(Entries taken from a collection)
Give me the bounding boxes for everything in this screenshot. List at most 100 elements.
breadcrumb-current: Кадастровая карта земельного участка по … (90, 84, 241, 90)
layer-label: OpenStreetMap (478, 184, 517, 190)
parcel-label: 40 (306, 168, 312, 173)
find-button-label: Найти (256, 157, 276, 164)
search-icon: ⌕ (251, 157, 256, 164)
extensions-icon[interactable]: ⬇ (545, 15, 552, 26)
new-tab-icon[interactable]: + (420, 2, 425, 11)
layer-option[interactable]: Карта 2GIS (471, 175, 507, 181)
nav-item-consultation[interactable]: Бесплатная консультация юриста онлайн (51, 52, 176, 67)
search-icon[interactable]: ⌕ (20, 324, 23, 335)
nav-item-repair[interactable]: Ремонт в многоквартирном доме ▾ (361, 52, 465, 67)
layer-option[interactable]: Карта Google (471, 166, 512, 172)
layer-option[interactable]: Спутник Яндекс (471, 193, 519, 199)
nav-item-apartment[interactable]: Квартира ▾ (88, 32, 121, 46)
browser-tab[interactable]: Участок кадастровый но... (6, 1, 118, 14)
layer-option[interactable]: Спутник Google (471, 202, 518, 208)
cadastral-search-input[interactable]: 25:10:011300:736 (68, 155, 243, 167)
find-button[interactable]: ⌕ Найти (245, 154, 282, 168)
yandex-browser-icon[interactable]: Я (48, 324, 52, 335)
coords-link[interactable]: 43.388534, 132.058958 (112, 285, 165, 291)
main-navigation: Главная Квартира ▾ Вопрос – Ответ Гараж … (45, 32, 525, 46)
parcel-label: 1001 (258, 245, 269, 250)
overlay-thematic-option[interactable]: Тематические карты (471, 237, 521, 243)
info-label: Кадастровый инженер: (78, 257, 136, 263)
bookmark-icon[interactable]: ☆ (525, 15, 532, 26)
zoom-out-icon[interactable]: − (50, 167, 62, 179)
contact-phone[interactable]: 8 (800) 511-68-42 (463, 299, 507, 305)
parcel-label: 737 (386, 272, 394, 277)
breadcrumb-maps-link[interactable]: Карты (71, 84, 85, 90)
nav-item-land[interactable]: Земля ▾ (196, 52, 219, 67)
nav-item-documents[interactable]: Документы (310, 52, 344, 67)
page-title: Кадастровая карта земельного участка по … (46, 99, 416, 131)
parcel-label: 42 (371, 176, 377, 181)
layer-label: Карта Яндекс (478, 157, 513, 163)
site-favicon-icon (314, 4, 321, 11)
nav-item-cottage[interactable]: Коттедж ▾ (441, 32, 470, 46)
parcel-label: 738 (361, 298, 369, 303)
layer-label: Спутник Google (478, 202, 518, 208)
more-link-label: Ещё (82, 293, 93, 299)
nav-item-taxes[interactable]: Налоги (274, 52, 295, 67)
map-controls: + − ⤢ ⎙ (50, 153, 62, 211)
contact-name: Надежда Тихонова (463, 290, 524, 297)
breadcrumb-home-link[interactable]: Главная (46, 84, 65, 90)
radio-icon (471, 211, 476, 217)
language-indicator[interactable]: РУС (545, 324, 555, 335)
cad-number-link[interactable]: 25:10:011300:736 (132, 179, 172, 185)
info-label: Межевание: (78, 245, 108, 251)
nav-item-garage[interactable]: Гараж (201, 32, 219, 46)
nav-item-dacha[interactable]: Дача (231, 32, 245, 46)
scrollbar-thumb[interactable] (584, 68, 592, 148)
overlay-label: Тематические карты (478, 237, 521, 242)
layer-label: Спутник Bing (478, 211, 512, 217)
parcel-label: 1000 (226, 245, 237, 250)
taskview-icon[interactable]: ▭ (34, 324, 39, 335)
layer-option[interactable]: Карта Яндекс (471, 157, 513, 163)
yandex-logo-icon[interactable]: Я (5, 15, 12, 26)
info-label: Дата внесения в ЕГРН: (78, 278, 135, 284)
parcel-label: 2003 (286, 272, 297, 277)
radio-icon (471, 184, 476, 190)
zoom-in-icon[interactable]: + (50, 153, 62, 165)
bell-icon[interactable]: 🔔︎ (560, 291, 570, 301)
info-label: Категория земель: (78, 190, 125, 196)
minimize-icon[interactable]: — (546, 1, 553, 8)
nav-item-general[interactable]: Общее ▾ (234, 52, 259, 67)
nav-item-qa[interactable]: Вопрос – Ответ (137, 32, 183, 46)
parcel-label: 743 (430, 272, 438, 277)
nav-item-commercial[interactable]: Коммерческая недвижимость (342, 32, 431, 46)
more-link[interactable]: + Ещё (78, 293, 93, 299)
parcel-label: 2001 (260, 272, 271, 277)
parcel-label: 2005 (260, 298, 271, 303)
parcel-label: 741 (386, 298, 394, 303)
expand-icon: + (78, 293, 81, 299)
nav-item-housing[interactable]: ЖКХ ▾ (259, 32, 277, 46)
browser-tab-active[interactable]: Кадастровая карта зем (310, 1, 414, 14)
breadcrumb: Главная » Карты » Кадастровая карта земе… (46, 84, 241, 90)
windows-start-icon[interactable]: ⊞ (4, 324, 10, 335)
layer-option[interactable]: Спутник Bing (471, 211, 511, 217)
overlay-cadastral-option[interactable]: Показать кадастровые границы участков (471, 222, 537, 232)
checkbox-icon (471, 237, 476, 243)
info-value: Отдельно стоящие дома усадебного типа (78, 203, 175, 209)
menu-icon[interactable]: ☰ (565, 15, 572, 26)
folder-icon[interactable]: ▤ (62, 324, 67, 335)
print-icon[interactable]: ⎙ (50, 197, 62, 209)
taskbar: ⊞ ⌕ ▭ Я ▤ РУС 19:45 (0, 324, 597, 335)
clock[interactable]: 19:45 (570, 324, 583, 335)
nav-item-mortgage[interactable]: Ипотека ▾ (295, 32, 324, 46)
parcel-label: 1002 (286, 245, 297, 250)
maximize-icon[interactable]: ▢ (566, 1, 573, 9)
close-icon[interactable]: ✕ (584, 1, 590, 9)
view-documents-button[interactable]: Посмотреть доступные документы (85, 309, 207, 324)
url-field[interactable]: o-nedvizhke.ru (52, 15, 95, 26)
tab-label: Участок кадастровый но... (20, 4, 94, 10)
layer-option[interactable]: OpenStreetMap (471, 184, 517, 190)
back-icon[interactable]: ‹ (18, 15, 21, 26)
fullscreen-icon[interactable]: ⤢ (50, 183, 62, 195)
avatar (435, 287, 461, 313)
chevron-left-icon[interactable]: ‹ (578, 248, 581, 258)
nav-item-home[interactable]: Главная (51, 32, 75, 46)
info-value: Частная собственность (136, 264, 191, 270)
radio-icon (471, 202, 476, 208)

> _GIVEN REQUEST_
Reproduce the material above, swapping "layer-option" for "map-layer-option" everywhere it occurs and leaving every other line unchanged.

> _WRITTEN SOLUTION_
Give me the bounding boxes for everything in this screenshot. List at most 100 elements.
breadcrumb-current: Кадастровая карта земельного участка по … (90, 84, 241, 90)
layer-label: OpenStreetMap (478, 184, 517, 190)
parcel-label: 40 (306, 168, 312, 173)
find-button-label: Найти (256, 157, 276, 164)
search-icon: ⌕ (251, 157, 256, 164)
extensions-icon[interactable]: ⬇ (545, 15, 552, 26)
new-tab-icon[interactable]: + (420, 2, 425, 11)
map-layer-option[interactable]: Карта 2GIS (471, 175, 507, 181)
nav-item-consultation[interactable]: Бесплатная консультация юриста онлайн (51, 52, 176, 67)
search-icon[interactable]: ⌕ (20, 324, 23, 335)
nav-item-repair[interactable]: Ремонт в многоквартирном доме ▾ (361, 52, 465, 67)
map-layer-option[interactable]: Карта Google (471, 166, 512, 172)
map-layer-option[interactable]: Спутник Яндекс (471, 193, 519, 199)
nav-item-apartment[interactable]: Квартира ▾ (88, 32, 121, 46)
browser-tab[interactable]: Участок кадастровый но... (6, 1, 118, 14)
map-layer-option[interactable]: Спутник Google (471, 202, 518, 208)
cadastral-search-input[interactable]: 25:10:011300:736 (68, 155, 243, 167)
find-button[interactable]: ⌕ Найти (245, 154, 282, 168)
yandex-browser-icon[interactable]: Я (48, 324, 52, 335)
coords-link[interactable]: 43.388534, 132.058958 (112, 285, 165, 291)
main-navigation: Главная Квартира ▾ Вопрос – Ответ Гараж … (45, 32, 525, 46)
parcel-label: 1001 (258, 245, 269, 250)
overlay-thematic-option[interactable]: Тематические карты (471, 237, 521, 243)
info-label: Кадастровый инженер: (78, 257, 136, 263)
bookmark-icon[interactable]: ☆ (525, 15, 532, 26)
zoom-out-icon[interactable]: − (50, 167, 62, 179)
contact-phone[interactable]: 8 (800) 511-68-42 (463, 299, 507, 305)
parcel-label: 737 (386, 272, 394, 277)
breadcrumb-maps-link[interactable]: Карты (71, 84, 85, 90)
nav-item-land[interactable]: Земля ▾ (196, 52, 219, 67)
nav-item-documents[interactable]: Документы (310, 52, 344, 67)
page-title: Кадастровая карта земельного участка по … (46, 99, 416, 131)
parcel-label: 42 (371, 176, 377, 181)
layer-label: Карта Яндекс (478, 157, 513, 163)
site-favicon-icon (314, 4, 321, 11)
nav-item-cottage[interactable]: Коттедж ▾ (441, 32, 470, 46)
parcel-label: 738 (361, 298, 369, 303)
layer-label: Спутник Google (478, 202, 518, 208)
more-link-label: Ещё (82, 293, 93, 299)
nav-item-taxes[interactable]: Налоги (274, 52, 295, 67)
map-controls: + − ⤢ ⎙ (50, 153, 62, 211)
contact-name: Надежда Тихонова (463, 290, 524, 297)
breadcrumb-home-link[interactable]: Главная (46, 84, 65, 90)
radio-icon (471, 211, 476, 217)
language-indicator[interactable]: РУС (545, 324, 555, 335)
cad-number-link[interactable]: 25:10:011300:736 (132, 179, 172, 185)
info-label: Межевание: (78, 245, 108, 251)
nav-item-garage[interactable]: Гараж (201, 32, 219, 46)
nav-item-dacha[interactable]: Дача (231, 32, 245, 46)
scrollbar-thumb[interactable] (584, 68, 592, 148)
overlay-label: Тематические карты (478, 237, 521, 242)
layer-label: Спутник Bing (478, 211, 512, 217)
parcel-label: 1000 (226, 245, 237, 250)
taskview-icon[interactable]: ▭ (34, 324, 39, 335)
map-layer-option[interactable]: Карта Яндекс (471, 157, 513, 163)
yandex-logo-icon[interactable]: Я (5, 15, 12, 26)
info-label: Дата внесения в ЕГРН: (78, 278, 135, 284)
parcel-label: 2003 (286, 272, 297, 277)
radio-icon (471, 184, 476, 190)
zoom-in-icon[interactable]: + (50, 153, 62, 165)
bell-icon[interactable]: 🔔︎ (560, 291, 570, 301)
info-label: Категория земель: (78, 190, 125, 196)
minimize-icon[interactable]: — (546, 1, 553, 8)
nav-item-general[interactable]: Общее ▾ (234, 52, 259, 67)
nav-item-qa[interactable]: Вопрос – Ответ (137, 32, 183, 46)
parcel-label: 743 (430, 272, 438, 277)
nav-item-commercial[interactable]: Коммерческая недвижимость (342, 32, 431, 46)
more-link[interactable]: + Ещё (78, 293, 93, 299)
parcel-label: 2001 (260, 272, 271, 277)
parcel-label: 2005 (260, 298, 271, 303)
parcel-label: 741 (386, 298, 394, 303)
expand-icon: + (78, 293, 81, 299)
nav-item-housing[interactable]: ЖКХ ▾ (259, 32, 277, 46)
browser-tab-active[interactable]: Кадастровая карта зем (310, 1, 414, 14)
breadcrumb: Главная » Карты » Кадастровая карта земе… (46, 84, 241, 90)
windows-start-icon[interactable]: ⊞ (4, 324, 10, 335)
map-layer-option[interactable]: Спутник Bing (471, 211, 511, 217)
overlay-cadastral-option[interactable]: Показать кадастровые границы участков (471, 222, 537, 232)
checkbox-icon (471, 237, 476, 243)
info-value: Отдельно стоящие дома усадебного типа (78, 203, 175, 209)
menu-icon[interactable]: ☰ (565, 15, 572, 26)
folder-icon[interactable]: ▤ (62, 324, 67, 335)
print-icon[interactable]: ⎙ (50, 197, 62, 209)
taskbar: ⊞ ⌕ ▭ Я ▤ РУС 19:45 (0, 324, 597, 335)
clock[interactable]: 19:45 (570, 324, 583, 335)
nav-item-mortgage[interactable]: Ипотека ▾ (295, 32, 324, 46)
parcel-label: 1002 (286, 245, 297, 250)
maximize-icon[interactable]: ▢ (566, 1, 573, 9)
close-icon[interactable]: ✕ (584, 1, 590, 9)
view-documents-button[interactable]: Посмотреть доступные документы (85, 309, 207, 324)
url-field[interactable]: o-nedvizhke.ru (52, 15, 95, 26)
tab-label: Участок кадастровый но... (20, 4, 94, 10)
map-layer-option[interactable]: OpenStreetMap (471, 184, 517, 190)
back-icon[interactable]: ‹ (18, 15, 21, 26)
fullscreen-icon[interactable]: ⤢ (50, 183, 62, 195)
avatar (435, 287, 461, 313)
chevron-left-icon[interactable]: ‹ (578, 248, 581, 258)
nav-item-home[interactable]: Главная (51, 32, 75, 46)
info-value: Частная собственность (136, 264, 191, 270)
radio-icon (471, 202, 476, 208)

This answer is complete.